** BEGIN **

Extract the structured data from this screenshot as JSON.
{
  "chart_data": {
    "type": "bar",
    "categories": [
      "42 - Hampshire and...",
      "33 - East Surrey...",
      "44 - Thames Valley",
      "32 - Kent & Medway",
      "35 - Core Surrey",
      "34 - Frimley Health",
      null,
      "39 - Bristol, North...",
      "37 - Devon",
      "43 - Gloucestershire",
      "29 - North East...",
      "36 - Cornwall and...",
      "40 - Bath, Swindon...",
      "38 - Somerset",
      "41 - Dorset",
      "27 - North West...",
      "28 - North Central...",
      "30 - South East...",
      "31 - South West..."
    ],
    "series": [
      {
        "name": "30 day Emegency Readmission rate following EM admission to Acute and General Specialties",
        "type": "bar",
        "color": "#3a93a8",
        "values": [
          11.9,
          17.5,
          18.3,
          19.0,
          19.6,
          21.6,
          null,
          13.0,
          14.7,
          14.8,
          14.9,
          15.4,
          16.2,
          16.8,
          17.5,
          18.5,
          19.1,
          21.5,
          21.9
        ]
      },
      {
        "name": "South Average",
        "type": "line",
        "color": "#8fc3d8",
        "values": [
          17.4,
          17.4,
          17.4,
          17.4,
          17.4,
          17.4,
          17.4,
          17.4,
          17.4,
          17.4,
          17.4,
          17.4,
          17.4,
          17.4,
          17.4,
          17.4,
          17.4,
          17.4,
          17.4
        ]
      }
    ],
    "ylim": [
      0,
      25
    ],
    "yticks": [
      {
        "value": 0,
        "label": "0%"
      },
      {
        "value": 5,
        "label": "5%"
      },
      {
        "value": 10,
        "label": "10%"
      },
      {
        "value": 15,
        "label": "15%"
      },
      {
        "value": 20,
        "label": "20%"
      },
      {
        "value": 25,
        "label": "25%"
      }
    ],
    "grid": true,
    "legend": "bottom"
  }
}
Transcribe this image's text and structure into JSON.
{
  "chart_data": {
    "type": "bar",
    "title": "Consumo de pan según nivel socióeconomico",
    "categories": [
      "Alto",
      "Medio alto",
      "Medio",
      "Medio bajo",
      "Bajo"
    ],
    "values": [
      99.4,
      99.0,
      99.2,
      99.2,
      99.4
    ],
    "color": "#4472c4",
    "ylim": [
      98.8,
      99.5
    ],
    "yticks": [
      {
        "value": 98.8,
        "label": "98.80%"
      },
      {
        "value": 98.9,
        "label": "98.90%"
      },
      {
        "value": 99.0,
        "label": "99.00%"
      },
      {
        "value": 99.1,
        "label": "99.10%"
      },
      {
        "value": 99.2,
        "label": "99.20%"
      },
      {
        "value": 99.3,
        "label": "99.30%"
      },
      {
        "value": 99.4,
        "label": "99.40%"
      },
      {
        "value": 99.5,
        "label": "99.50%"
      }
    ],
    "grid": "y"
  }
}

** END **

Prompt: Output exactly the lines from the one containing "Transcribe this image's" through the last line of the entries, both ends included.

Response for this exercise:
Transcribe this image's text and structure into JSON.
{
  "chart_data": {
    "type": "bar",
    "title": "Consumo de pan según nivel socióeconomico",
    "categories": [
      "Alto",
      "Medio alto",
      "Medio",
      "Medio bajo",
      "Bajo"
    ],
    "values": [
      99.4,
      99.0,
      99.2,
      99.2,
      99.4
    ],
    "color": "#4472c4",
    "ylim": [
      98.8,
      99.5
    ],
    "yticks": [
      {
        "value": 98.8,
        "label": "98.80%"
      },
      {
        "value": 98.9,
        "label": "98.90%"
      },
      {
        "value": 99.0,
        "label": "99.00%"
      },
      {
        "value": 99.1,
        "label": "99.10%"
      },
      {
        "value": 99.2,
        "label": "99.20%"
      },
      {
        "value": 99.3,
        "label": "99.30%"
      },
      {
        "value": 99.4,
        "label": "99.40%"
      },
      {
        "value": 99.5,
        "label": "99.50%"
      }
    ],
    "grid": "y"
  }
}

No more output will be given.